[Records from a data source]
▼

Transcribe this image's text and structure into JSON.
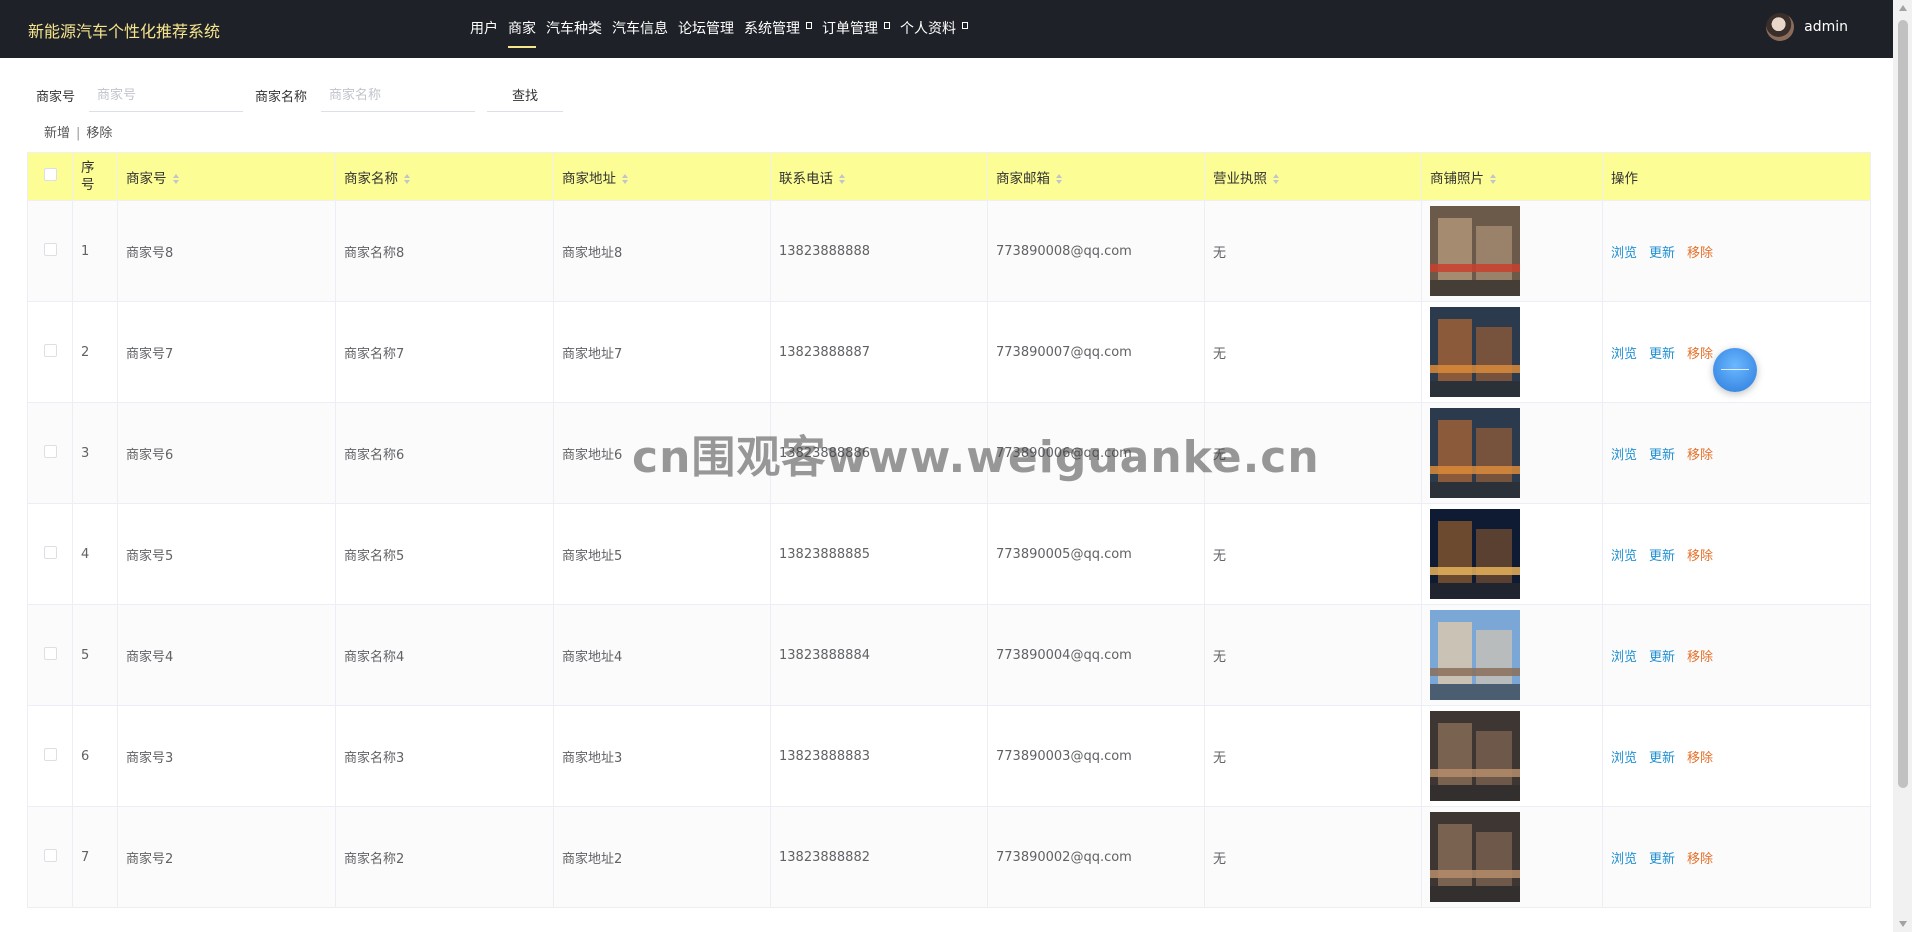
{
  "app": {
    "title": "新能源汽车个性化推荐系统"
  },
  "nav": [
    {
      "label": "用户",
      "dropdown": false,
      "active": false
    },
    {
      "label": "商家",
      "dropdown": false,
      "active": true
    },
    {
      "label": "汽车种类",
      "dropdown": false,
      "active": false
    },
    {
      "label": "汽车信息",
      "dropdown": false,
      "active": false
    },
    {
      "label": "论坛管理",
      "dropdown": false,
      "active": false
    },
    {
      "label": "系统管理",
      "dropdown": true,
      "active": false
    },
    {
      "label": "订单管理",
      "dropdown": true,
      "active": false
    },
    {
      "label": "个人资料",
      "dropdown": true,
      "active": false
    }
  ],
  "user": {
    "name": "admin"
  },
  "search": {
    "field1_label": "商家号",
    "field1_placeholder": "商家号",
    "field2_label": "商家名称",
    "field2_placeholder": "商家名称",
    "button": "查找"
  },
  "actions": {
    "add": "新增",
    "separator": "|",
    "remove": "移除"
  },
  "table": {
    "headers": {
      "index": "序号",
      "code": "商家号",
      "name": "商家名称",
      "address": "商家地址",
      "phone": "联系电话",
      "email": "商家邮箱",
      "license": "营业执照",
      "photo": "商铺照片",
      "ops": "操作"
    },
    "row_actions": {
      "view": "浏览",
      "update": "更新",
      "remove": "移除"
    },
    "rows": [
      {
        "index": "1",
        "code": "商家号8",
        "name": "商家名称8",
        "address": "商家地址8",
        "phone": "13823888888",
        "email": "773890008@qq.com",
        "license": "无"
      },
      {
        "index": "2",
        "code": "商家号7",
        "name": "商家名称7",
        "address": "商家地址7",
        "phone": "13823888887",
        "email": "773890007@qq.com",
        "license": "无"
      },
      {
        "index": "3",
        "code": "商家号6",
        "name": "商家名称6",
        "address": "商家地址6",
        "phone": "13823888886",
        "email": "773890006@qq.com",
        "license": "无"
      },
      {
        "index": "4",
        "code": "商家号5",
        "name": "商家名称5",
        "address": "商家地址5",
        "phone": "13823888885",
        "email": "773890005@qq.com",
        "license": "无"
      },
      {
        "index": "5",
        "code": "商家号4",
        "name": "商家名称4",
        "address": "商家地址4",
        "phone": "13823888884",
        "email": "773890004@qq.com",
        "license": "无"
      },
      {
        "index": "6",
        "code": "商家号3",
        "name": "商家名称3",
        "address": "商家地址3",
        "phone": "13823888883",
        "email": "773890003@qq.com",
        "license": "无"
      },
      {
        "index": "7",
        "code": "商家号2",
        "name": "商家名称2",
        "address": "商家地址2",
        "phone": "13823888882",
        "email": "773890002@qq.com",
        "license": "无"
      }
    ]
  },
  "watermark": "cn围观客www.weiguanke.cn",
  "colors": {
    "topbar": "#1e2127",
    "brand": "#f6e58d",
    "header_row": "#fdfd96",
    "link": "#1f8fd1",
    "danger": "#e6702a"
  }
}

▲

Instructions to follow >> Which lines contain the word "phone"? Copy each of them.

Task answer >>
      "phone": "联系电话",
        "phone": "13823888888",
        "phone": "13823888887",
        "phone": "13823888886",
        "phone": "13823888885",
        "phone": "13823888884",
        "phone": "13823888883",
        "phone": "13823888882",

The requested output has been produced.